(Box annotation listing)
--

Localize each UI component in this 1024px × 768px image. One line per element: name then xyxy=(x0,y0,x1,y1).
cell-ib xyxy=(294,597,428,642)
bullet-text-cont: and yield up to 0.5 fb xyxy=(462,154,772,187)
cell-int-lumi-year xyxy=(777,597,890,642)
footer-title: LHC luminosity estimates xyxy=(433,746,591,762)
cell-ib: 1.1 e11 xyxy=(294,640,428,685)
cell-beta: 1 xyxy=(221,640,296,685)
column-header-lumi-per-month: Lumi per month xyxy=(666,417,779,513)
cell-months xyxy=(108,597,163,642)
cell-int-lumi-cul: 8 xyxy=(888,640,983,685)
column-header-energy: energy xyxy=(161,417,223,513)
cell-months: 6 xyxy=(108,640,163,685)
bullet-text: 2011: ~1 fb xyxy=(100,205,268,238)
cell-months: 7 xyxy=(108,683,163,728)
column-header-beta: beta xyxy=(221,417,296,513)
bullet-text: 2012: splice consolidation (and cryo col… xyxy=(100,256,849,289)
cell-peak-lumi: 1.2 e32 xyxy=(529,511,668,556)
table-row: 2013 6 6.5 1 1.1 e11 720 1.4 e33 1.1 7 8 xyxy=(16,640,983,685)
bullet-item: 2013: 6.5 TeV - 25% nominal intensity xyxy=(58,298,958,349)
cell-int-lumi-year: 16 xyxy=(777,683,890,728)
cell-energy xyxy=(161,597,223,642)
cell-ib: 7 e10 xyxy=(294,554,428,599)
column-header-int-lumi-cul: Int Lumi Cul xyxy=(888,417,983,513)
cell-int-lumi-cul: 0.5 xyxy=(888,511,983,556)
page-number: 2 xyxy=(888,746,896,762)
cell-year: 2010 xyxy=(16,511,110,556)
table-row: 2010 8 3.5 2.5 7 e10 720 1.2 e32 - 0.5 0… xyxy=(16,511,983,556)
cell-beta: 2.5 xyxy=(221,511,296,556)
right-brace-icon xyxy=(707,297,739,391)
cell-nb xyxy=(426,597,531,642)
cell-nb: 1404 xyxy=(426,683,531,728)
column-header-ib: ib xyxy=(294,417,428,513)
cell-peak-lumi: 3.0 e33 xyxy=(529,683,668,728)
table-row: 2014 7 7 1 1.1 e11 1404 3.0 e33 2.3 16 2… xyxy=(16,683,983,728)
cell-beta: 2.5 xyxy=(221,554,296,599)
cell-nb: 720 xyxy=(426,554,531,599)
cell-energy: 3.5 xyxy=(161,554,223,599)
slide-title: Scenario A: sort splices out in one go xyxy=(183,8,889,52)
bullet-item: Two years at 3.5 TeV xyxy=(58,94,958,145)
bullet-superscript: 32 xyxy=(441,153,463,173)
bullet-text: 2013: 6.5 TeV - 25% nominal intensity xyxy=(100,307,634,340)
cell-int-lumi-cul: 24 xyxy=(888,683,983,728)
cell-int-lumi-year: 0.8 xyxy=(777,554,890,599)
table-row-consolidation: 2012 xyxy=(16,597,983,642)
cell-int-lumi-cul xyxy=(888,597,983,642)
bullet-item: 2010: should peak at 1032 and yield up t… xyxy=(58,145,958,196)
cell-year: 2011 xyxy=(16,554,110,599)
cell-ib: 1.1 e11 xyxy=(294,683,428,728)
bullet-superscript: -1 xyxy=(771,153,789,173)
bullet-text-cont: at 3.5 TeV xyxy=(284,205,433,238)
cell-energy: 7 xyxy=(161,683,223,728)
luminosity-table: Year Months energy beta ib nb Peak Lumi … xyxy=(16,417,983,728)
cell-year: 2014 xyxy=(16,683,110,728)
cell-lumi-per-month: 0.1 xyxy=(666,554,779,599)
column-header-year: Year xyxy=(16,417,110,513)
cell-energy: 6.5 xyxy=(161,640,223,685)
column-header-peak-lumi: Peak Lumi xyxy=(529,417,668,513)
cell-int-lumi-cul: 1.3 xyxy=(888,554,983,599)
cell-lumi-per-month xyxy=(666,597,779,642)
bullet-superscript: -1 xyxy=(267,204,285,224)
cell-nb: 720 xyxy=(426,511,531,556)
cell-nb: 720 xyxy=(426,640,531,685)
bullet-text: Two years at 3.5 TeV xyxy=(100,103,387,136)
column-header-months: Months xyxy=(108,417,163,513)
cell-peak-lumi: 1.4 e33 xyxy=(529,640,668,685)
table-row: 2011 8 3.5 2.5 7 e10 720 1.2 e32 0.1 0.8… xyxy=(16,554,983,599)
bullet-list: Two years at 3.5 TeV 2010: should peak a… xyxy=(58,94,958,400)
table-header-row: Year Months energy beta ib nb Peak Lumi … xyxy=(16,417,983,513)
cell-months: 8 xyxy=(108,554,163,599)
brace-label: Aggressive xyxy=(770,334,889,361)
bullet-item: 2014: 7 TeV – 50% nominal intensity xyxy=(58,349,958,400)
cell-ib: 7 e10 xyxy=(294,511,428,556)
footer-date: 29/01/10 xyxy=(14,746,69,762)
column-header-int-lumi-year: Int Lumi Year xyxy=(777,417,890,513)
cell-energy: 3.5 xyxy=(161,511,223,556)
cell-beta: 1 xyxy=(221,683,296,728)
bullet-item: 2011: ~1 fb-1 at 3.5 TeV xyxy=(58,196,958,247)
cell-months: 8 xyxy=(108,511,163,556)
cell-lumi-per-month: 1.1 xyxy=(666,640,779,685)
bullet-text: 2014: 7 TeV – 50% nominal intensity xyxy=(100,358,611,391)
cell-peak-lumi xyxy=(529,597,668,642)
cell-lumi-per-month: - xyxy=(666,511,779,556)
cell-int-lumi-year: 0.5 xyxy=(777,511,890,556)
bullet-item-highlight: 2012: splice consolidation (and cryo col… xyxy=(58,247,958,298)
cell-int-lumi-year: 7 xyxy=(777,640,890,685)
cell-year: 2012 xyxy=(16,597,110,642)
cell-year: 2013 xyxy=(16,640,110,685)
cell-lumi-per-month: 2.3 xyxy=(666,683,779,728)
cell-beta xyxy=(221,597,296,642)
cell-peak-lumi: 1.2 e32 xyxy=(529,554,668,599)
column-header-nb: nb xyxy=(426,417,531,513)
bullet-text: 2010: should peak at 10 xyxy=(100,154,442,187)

--

- To do
Please format every line of the listing above as a JSON list of strings, one string per line, leaving out blank lines.

- Exercise solution
[
  "Localize each UI component in this 1024px × 768px image. One line per element: name then xyxy=(x0,y0,x1,y1).",
  "cell-ib xyxy=(294,597,428,642)",
  "bullet-text-cont: and yield up to 0.5 fb xyxy=(462,154,772,187)",
  "cell-int-lumi-year xyxy=(777,597,890,642)",
  "footer-title: LHC luminosity estimates xyxy=(433,746,591,762)",
  "cell-ib: 1.1 e11 xyxy=(294,640,428,685)",
  "cell-beta: 1 xyxy=(221,640,296,685)",
  "column-header-lumi-per-month: Lumi per month xyxy=(666,417,779,513)",
  "cell-months xyxy=(108,597,163,642)",
  "cell-int-lumi-cul: 8 xyxy=(888,640,983,685)",
  "column-header-energy: energy xyxy=(161,417,223,513)",
  "cell-months: 6 xyxy=(108,640,163,685)",
  "bullet-text: 2011: ~1 fb xyxy=(100,205,268,238)",
  "cell-months: 7 xyxy=(108,683,163,728)",
  "column-header-beta: beta xyxy=(221,417,296,513)",
  "bullet-text: 2012: splice consolidation (and cryo col… xyxy=(100,256,849,289)",
  "cell-peak-lumi: 1.2 e32 xyxy=(529,511,668,556)",
  "table-row: 2013 6 6.5 1 1.1 e11 720 1.4 e33 1.1 7 8 xyxy=(16,640,983,685)",
  "bullet-item: 2013: 6.5 TeV - 25% nominal intensity xyxy=(58,298,958,349)",
  "cell-int-lumi-year: 16 xyxy=(777,683,890,728)",
  "cell-energy xyxy=(161,597,223,642)",
  "cell-ib: 7 e10 xyxy=(294,554,428,599)",
  "column-header-int-lumi-cul: Int Lumi Cul xyxy=(888,417,983,513)",
  "cell-int-lumi-cul: 0.5 xyxy=(888,511,983,556)",
  "page-number: 2 xyxy=(888,746,896,762)",
  "cell-year: 2010 xyxy=(16,511,110,556)",
  "table-row: 2010 8 3.5 2.5 7 e10 720 1.2 e32 - 0.5 0… xyxy=(16,511,983,556)",
  "cell-beta: 2.5 xyxy=(221,511,296,556)",
  "right-brace-icon xyxy=(707,297,739,391)",
  "cell-nb xyxy=(426,597,531,642)",
  "cell-nb: 1404 xyxy=(426,683,531,728)",
  "column-header-ib: ib xyxy=(294,417,428,513)",
  "cell-peak-lumi: 3.0 e33 xyxy=(529,683,668,728)",
  "table-row: 2014 7 7 1 1.1 e11 1404 3.0 e33 2.3 16 2… xyxy=(16,683,983,728)",
  "cell-beta: 2.5 xyxy=(221,554,296,599)",
  "cell-nb: 720 xyxy=(426,554,531,599)",
  "cell-energy: 3.5 xyxy=(161,554,223,599)",
  "slide-title: Scenario A: sort splices out in one go xyxy=(183,8,889,52)",
  "bullet-item: Two years at 3.5 TeV xyxy=(58,94,958,145)",
  "bullet-superscript: 32 xyxy=(441,153,463,173)",
  "bullet-text: 2013: 6.5 TeV - 25% nominal intensity xyxy=(100,307,634,340)",
  "cell-int-lumi-cul: 24 xyxy=(888,683,983,728)",
  "cell-int-lumi-year: 0.8 xyxy=(777,554,890,599)",
  "table-row-consolidation: 2012 xyxy=(16,597,983,642)",
  "cell-int-lumi-cul xyxy=(888,597,983,642)",
  "bullet-item: 2010: should peak at 1032 and yield up t… xyxy=(58,145,958,196)",
  "cell-year: 2011 xyxy=(16,554,110,599)",
  "cell-ib: 1.1 e11 xyxy=(294,683,428,728)",
  "bullet-superscript: -1 xyxy=(771,153,789,173)",
  "bullet-text-cont: at 3.5 TeV xyxy=(284,205,433,238)",
  "cell-energy: 7 xyxy=(161,683,223,728)",
  "luminosity-table: Year Months energy beta ib nb Peak Lumi … xyxy=(16,417,983,728)",
  "cell-year: 2014 xyxy=(16,683,110,728)",
  "cell-lumi-per-month: 0.1 xyxy=(666,554,779,599)",
  "column-header-year: Year xyxy=(16,417,110,513)",
  "cell-energy: 6.5 xyxy=(161,640,223,685)",
  "column-header-peak-lumi: Peak Lumi xyxy=(529,417,668,513)",
  "cell-int-lumi-cul: 1.3 xyxy=(888,554,983,599)",
  "cell-lumi-per-month xyxy=(666,597,779,642)",
  "bullet-superscript: -1 xyxy=(267,204,285,224)",
  "cell-nb: 720 xyxy=(426,511,531,556)",
  "cell-nb: 720 xyxy=(426,640,531,685)",
  "bullet-text: Two years at 3.5 TeV xyxy=(100,103,387,136)",
  "column-header-months: Months xyxy=(108,417,163,513)",
  "cell-peak-lumi: 1.4 e33 xyxy=(529,640,668,685)",
  "table-row: 2011 8 3.5 2.5 7 e10 720 1.2 e32 0.1 0.8… xyxy=(16,554,983,599)",
  "bullet-list: Two years at 3.5 TeV 2010: should peak a… xyxy=(58,94,958,400)",
  "table-header-row: Year Months energy beta ib nb Peak Lumi … xyxy=(16,417,983,513)",
  "cell-months: 8 xyxy=(108,554,163,599)",
  "brace-label: Aggressive xyxy=(770,334,889,361)",
  "bullet-item: 2014: 7 TeV – 50% nominal intensity xyxy=(58,349,958,400)",
  "cell-ib: 7 e10 xyxy=(294,511,428,556)",
  "footer-date: 29/01/10 xyxy=(14,746,69,762)",
  "column-header-int-lumi-year: Int Lumi Year xyxy=(777,417,890,513)",
  "cell-energy: 3.5 xyxy=(161,511,223,556)",
  "cell-beta: 1 xyxy=(221,683,296,728)",
  "bullet-item: 2011: ~1 fb-1 at 3.5 TeV xyxy=(58,196,958,247)",
  "cell-months: 8 xyxy=(108,511,163,556)",
  "cell-lumi-per-month: 1.1 xyxy=(666,640,779,685)",
  "bullet-text: 2014: 7 TeV – 50% nominal intensity xyxy=(100,358,611,391)",
  "cell-peak-lumi xyxy=(529,597,668,642)",
  "cell-lumi-per-month: - xyxy=(666,511,779,556)",
  "cell-int-lumi-year: 0.5 xyxy=(777,511,890,556)",
  "bullet-item-highlight: 2012: splice consolidation (and cryo col… xyxy=(58,247,958,298)",
  "cell-int-lumi-year: 7 xyxy=(777,640,890,685)",
  "cell-year: 2012 xyxy=(16,597,110,642)",
  "cell-year: 2013 xyxy=(16,640,110,685)",
  "cell-lumi-per-month: 2.3 xyxy=(666,683,779,728)",
  "cell-beta xyxy=(221,597,296,642)",
  "cell-peak-lumi: 1.2 e32 xyxy=(529,554,668,599)",
  "column-header-nb: nb xyxy=(426,417,531,513)",
  "bullet-text: 2010: should peak at 10 xyxy=(100,154,442,187)"
]